Return each line containing "title".

[Stored items]
============================================================

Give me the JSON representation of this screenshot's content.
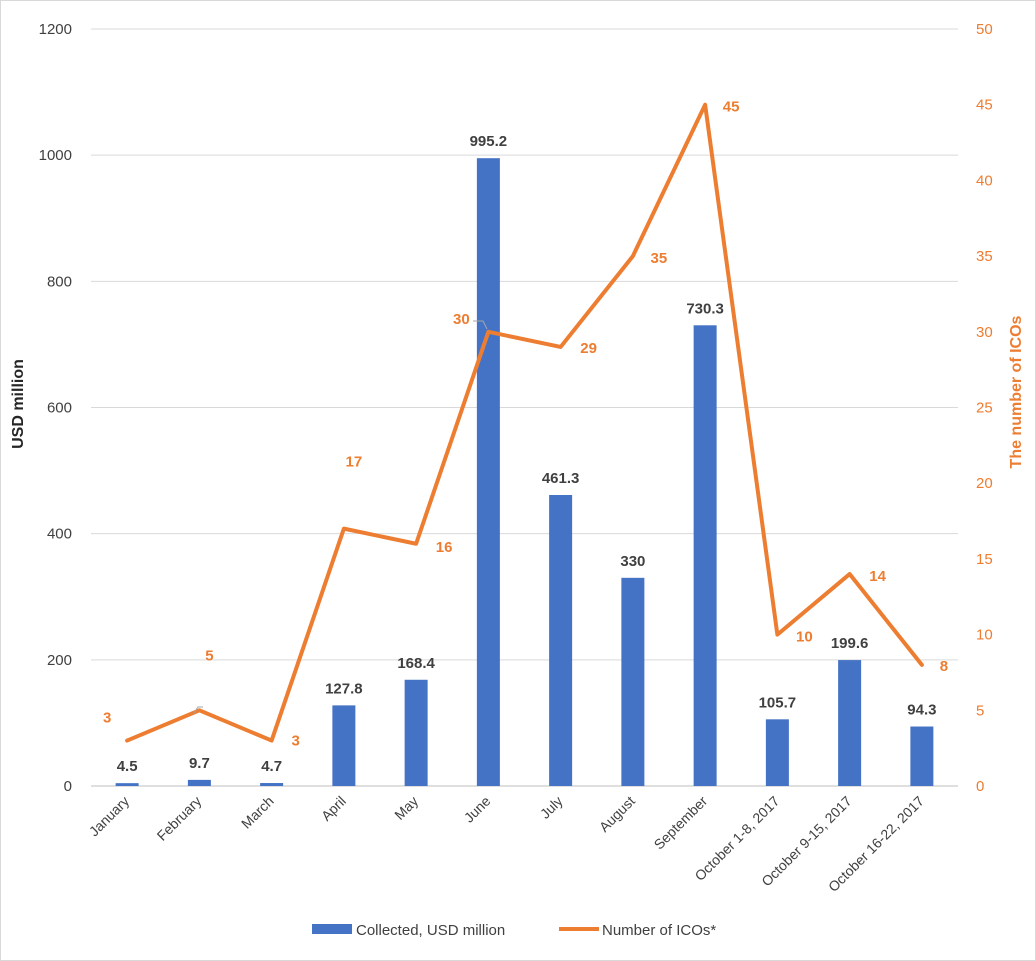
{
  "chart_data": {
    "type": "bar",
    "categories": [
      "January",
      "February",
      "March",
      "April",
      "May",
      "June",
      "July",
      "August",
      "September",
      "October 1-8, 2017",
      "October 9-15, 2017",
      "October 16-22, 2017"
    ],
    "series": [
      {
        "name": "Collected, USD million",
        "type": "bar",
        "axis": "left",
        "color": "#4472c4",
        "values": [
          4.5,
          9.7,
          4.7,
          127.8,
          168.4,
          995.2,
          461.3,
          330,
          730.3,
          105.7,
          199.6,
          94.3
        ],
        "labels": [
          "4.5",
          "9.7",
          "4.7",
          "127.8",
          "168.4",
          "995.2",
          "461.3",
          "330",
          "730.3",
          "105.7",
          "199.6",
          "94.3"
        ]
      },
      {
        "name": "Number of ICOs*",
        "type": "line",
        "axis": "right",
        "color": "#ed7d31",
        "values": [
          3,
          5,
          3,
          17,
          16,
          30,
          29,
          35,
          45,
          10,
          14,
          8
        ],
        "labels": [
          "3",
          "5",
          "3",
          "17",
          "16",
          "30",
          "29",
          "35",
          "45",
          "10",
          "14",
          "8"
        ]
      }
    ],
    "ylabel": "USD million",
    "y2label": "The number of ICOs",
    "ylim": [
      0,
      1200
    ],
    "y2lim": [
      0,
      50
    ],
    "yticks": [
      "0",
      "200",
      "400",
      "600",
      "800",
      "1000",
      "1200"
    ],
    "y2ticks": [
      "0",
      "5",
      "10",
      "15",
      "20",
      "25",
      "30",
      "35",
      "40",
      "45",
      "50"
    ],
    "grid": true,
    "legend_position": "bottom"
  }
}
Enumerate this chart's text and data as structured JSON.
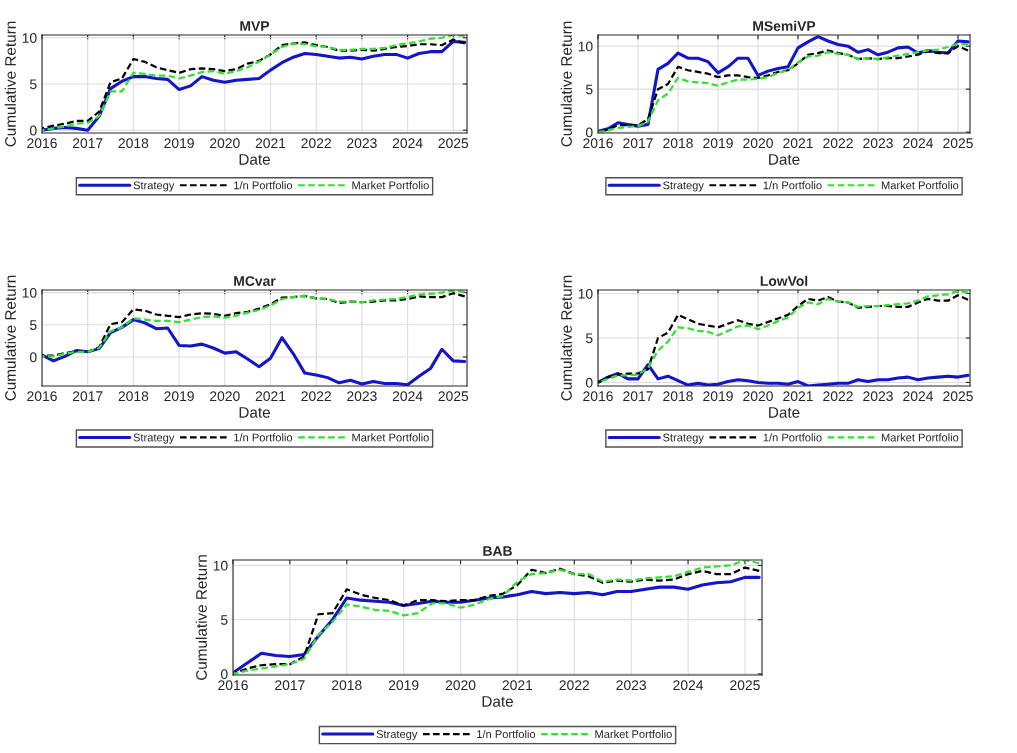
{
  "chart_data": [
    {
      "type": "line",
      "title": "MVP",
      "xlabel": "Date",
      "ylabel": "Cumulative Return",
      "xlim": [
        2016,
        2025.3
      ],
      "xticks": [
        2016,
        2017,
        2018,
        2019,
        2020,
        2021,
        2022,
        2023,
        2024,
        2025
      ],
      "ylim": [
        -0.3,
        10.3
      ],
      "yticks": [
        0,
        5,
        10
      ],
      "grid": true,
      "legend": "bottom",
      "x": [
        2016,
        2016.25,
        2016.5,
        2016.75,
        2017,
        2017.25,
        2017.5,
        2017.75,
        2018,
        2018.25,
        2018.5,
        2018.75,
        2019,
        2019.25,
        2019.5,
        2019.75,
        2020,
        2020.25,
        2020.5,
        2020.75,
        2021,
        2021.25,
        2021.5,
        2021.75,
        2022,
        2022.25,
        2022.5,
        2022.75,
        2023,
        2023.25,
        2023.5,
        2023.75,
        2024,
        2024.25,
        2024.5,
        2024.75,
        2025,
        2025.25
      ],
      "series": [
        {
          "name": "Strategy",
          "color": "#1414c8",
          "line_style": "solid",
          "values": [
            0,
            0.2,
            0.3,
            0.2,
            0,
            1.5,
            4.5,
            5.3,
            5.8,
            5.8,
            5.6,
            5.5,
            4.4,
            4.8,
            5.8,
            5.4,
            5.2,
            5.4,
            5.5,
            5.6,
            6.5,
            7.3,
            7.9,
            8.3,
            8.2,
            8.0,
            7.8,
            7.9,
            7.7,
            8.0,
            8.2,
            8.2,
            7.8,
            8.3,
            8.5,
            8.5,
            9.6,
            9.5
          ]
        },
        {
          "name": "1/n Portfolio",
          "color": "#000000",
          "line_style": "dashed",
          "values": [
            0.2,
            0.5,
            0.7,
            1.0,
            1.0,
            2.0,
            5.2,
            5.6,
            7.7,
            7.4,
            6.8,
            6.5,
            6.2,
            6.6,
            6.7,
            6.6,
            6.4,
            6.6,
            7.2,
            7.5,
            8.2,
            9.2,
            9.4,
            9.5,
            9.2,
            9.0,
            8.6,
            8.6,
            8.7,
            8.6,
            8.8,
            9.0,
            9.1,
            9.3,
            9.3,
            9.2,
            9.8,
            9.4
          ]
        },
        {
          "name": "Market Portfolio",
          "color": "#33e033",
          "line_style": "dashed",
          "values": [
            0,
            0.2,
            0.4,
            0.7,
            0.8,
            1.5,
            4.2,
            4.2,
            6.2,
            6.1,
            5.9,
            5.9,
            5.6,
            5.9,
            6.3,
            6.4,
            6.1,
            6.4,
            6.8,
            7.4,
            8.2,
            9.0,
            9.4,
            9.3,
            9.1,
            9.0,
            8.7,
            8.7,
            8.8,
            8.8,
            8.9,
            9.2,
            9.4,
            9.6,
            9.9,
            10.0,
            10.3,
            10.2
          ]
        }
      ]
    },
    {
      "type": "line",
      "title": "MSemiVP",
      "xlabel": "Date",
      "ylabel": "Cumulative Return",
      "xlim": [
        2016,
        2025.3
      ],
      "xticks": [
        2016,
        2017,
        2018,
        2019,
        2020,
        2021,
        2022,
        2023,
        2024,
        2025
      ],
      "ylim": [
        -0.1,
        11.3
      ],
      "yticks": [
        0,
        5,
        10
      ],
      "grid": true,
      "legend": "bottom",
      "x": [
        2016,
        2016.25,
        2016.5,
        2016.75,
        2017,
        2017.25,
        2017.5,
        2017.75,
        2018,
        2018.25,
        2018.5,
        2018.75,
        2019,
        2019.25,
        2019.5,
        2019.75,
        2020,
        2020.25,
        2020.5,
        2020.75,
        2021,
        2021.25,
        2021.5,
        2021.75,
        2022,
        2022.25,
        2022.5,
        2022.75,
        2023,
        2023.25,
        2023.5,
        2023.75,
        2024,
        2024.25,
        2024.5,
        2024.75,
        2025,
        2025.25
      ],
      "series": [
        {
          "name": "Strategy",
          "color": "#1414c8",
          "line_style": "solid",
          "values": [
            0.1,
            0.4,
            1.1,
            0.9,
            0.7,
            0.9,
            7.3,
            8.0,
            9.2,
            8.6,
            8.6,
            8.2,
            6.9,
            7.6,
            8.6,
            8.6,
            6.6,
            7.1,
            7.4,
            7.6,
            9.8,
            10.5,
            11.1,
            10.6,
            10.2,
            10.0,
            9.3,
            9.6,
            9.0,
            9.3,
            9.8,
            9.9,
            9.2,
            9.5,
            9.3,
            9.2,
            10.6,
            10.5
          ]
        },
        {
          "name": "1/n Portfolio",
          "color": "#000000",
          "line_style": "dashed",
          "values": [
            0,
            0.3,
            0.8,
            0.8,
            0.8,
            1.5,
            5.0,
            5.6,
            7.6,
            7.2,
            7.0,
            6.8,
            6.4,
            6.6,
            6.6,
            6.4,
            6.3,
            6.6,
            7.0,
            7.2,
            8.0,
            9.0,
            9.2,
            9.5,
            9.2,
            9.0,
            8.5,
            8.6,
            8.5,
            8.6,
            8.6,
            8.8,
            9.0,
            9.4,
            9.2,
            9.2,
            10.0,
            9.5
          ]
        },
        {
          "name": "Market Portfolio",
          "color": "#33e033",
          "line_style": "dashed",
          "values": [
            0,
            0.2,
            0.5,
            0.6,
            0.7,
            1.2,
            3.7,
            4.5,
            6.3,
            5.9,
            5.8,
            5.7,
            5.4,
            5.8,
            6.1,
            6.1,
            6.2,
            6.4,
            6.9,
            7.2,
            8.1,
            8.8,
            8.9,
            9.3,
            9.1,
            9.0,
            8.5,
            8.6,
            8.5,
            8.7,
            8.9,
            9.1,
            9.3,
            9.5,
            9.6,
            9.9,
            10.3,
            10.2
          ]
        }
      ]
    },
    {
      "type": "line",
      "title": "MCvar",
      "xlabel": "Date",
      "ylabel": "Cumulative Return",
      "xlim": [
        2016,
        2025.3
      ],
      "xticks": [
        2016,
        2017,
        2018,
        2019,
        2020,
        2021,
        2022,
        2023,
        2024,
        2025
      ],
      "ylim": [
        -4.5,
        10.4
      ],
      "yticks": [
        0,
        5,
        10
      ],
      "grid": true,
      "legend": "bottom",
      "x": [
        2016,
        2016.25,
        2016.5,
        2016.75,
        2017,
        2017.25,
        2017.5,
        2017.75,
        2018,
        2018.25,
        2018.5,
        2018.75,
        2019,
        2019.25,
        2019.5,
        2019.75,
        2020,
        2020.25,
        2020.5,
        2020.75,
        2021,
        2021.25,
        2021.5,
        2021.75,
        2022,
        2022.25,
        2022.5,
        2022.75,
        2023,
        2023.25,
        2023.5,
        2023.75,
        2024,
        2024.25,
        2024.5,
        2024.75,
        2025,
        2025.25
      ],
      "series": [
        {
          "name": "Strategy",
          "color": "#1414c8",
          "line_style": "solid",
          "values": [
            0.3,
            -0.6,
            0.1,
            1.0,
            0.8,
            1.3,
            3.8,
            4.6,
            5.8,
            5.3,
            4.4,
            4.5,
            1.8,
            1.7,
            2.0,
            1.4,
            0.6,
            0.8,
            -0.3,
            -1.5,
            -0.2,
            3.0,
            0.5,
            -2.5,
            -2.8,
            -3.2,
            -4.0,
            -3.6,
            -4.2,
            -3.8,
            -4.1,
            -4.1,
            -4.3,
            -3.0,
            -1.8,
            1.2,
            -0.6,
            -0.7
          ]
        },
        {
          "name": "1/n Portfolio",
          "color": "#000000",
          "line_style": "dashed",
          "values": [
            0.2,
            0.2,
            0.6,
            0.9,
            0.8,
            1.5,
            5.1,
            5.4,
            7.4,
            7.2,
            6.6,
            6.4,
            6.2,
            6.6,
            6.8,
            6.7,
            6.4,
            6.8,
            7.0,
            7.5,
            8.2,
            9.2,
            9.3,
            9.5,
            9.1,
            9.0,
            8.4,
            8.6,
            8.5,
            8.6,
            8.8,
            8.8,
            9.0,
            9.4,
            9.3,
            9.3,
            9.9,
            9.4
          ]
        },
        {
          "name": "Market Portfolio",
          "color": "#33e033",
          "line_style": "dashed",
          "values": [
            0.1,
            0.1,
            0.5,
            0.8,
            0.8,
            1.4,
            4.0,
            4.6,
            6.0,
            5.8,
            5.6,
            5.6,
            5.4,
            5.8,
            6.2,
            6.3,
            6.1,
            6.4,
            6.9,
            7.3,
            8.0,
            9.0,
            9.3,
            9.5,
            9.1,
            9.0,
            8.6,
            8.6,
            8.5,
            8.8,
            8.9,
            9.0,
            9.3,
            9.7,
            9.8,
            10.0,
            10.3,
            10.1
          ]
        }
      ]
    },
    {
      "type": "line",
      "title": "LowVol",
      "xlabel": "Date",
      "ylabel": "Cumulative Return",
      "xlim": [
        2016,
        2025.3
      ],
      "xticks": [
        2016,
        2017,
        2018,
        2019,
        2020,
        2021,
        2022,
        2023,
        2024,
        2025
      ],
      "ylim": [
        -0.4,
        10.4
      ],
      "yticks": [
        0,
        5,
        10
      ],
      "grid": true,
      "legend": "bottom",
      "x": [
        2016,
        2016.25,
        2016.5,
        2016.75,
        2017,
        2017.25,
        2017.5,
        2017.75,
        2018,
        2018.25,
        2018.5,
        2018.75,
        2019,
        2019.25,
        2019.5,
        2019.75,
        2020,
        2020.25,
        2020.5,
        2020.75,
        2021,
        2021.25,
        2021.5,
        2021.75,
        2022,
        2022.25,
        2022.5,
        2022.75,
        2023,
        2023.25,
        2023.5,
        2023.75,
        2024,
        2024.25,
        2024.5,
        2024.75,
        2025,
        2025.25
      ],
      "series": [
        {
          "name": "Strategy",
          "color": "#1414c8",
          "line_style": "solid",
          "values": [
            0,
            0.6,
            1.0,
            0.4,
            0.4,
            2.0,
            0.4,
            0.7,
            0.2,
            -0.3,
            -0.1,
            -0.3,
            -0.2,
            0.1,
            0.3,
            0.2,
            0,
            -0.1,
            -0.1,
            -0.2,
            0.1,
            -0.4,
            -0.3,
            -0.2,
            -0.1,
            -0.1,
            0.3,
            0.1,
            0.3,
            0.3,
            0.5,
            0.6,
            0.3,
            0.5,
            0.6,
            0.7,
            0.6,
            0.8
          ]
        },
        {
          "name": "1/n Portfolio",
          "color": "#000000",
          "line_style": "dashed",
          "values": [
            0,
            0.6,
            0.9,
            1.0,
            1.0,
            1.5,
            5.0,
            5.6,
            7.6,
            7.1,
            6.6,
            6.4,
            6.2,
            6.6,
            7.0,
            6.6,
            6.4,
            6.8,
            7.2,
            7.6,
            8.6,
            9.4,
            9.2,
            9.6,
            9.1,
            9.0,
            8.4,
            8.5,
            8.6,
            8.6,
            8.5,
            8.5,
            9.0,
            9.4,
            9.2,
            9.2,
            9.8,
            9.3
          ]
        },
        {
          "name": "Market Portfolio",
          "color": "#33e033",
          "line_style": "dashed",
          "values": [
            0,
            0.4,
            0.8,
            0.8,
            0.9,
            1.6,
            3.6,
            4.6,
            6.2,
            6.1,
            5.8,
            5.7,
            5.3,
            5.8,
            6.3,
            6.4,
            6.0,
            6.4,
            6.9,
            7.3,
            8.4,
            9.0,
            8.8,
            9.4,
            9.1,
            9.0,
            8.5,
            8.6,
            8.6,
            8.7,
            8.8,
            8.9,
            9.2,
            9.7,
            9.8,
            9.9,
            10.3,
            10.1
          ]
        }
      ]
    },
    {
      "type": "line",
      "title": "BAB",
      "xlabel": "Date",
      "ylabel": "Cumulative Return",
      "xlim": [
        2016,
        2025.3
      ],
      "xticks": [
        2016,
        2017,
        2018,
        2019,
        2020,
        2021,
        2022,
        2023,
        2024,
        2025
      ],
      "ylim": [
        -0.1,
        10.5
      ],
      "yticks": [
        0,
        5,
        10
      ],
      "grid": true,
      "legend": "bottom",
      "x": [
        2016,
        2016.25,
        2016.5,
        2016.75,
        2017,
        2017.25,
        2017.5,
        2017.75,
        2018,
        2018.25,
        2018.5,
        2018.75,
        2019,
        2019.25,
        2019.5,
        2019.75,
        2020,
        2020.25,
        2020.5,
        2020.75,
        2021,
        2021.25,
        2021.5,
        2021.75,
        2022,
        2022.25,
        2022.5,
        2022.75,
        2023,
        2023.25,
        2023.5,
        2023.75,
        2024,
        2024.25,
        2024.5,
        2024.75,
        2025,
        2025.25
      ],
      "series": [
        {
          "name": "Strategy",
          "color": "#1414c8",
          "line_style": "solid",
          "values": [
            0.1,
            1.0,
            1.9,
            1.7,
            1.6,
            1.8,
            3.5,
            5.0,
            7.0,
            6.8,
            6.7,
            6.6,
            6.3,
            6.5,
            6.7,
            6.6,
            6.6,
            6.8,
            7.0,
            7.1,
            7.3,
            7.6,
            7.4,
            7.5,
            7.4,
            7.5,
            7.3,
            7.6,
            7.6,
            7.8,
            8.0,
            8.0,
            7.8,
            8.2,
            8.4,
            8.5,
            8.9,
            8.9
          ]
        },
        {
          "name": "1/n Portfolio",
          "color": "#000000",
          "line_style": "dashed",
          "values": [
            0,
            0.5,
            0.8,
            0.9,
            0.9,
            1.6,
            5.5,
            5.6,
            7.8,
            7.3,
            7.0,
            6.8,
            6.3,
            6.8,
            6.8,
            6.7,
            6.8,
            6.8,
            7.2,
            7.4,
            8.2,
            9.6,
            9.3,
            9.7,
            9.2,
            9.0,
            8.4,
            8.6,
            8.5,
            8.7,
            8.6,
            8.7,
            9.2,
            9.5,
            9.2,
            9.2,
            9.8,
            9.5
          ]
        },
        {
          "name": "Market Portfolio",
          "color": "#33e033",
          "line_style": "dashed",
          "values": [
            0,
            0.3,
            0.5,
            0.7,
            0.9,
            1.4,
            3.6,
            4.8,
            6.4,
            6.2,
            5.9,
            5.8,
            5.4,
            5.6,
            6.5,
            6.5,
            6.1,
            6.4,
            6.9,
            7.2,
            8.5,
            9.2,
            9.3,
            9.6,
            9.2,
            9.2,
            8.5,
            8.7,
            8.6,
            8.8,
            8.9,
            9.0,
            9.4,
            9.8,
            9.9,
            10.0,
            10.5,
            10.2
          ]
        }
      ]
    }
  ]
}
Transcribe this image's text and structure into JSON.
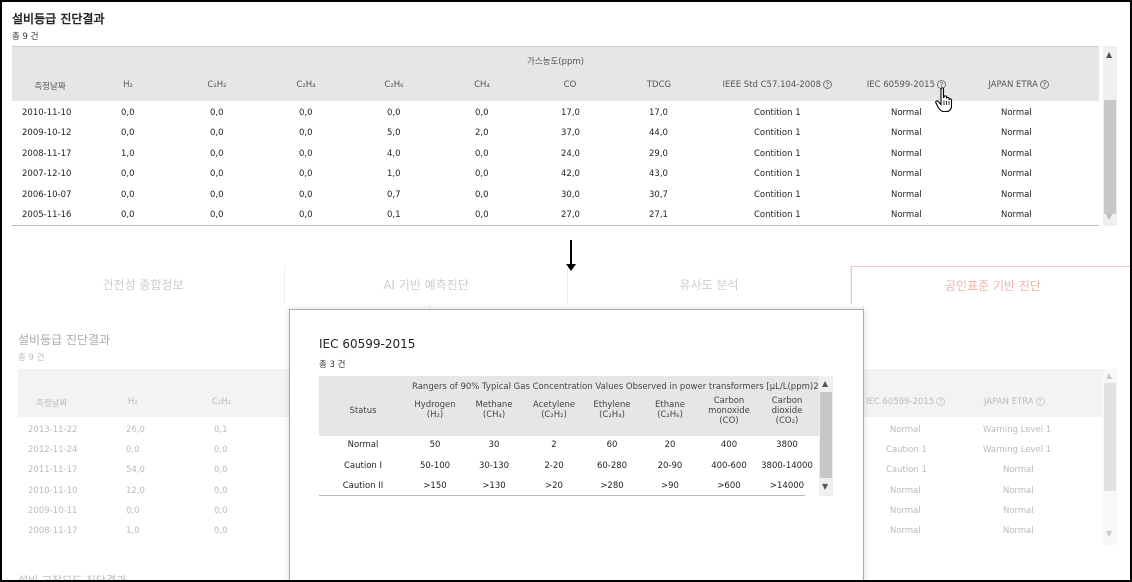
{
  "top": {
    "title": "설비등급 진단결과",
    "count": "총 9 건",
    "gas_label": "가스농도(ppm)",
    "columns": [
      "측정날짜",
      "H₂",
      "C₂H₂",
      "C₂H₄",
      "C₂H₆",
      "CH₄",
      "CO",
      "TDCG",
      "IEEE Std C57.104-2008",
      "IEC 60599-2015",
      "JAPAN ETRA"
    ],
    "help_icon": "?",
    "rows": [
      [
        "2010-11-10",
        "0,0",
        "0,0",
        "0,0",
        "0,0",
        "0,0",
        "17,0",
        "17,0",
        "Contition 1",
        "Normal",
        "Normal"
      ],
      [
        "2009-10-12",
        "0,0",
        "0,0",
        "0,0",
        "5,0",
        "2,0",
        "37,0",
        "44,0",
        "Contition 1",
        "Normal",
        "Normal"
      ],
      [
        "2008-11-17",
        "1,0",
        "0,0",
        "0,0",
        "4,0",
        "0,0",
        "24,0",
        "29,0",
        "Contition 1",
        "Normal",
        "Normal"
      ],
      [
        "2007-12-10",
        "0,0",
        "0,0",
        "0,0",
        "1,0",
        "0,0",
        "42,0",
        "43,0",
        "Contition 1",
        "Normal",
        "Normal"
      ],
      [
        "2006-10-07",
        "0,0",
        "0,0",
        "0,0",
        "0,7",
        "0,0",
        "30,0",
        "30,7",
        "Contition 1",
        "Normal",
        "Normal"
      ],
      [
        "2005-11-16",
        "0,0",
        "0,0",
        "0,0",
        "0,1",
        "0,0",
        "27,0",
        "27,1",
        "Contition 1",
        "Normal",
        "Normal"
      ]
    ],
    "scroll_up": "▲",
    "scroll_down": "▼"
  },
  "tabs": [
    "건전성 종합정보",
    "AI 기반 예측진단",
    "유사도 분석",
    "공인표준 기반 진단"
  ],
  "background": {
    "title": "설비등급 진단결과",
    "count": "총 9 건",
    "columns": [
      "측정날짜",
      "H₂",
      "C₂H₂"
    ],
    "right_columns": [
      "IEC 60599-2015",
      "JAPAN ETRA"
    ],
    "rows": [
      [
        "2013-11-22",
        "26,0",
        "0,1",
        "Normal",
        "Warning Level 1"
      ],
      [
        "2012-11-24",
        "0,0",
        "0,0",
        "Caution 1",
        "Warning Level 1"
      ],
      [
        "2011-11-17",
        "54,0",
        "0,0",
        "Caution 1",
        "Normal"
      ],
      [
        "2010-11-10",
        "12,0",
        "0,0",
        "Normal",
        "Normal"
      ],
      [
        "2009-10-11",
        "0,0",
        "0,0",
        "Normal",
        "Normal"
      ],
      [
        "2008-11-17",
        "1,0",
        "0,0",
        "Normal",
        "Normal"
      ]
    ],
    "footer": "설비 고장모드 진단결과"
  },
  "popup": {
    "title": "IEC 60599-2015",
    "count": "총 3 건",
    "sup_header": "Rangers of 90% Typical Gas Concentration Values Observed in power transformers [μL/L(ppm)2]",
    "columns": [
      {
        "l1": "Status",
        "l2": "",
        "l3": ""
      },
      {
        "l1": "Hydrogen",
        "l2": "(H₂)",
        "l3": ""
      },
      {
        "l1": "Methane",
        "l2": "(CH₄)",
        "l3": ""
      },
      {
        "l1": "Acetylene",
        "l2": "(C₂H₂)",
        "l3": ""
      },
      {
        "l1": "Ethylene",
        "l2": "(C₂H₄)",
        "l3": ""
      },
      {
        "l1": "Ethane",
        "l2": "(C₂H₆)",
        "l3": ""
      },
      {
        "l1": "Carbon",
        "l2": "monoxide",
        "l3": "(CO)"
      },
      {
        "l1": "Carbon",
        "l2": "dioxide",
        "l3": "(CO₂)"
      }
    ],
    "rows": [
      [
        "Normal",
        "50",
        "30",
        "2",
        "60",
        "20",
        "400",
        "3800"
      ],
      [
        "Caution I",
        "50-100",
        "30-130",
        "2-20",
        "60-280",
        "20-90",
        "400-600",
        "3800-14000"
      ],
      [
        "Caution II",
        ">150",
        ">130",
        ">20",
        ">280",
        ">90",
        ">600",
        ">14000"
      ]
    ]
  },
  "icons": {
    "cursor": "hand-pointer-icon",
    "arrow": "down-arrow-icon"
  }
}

============================================================

*IN RESPONSE*.
      "title": "MVP",
      "title": "MSemiVP",
      "title": "MCvar",
      "title": "LowVol",
      "title": "BAB",
    "title": "설비등급 진단결과",
    "title": "설비등급 진단결과",
    "title": "IEC 60599-2015",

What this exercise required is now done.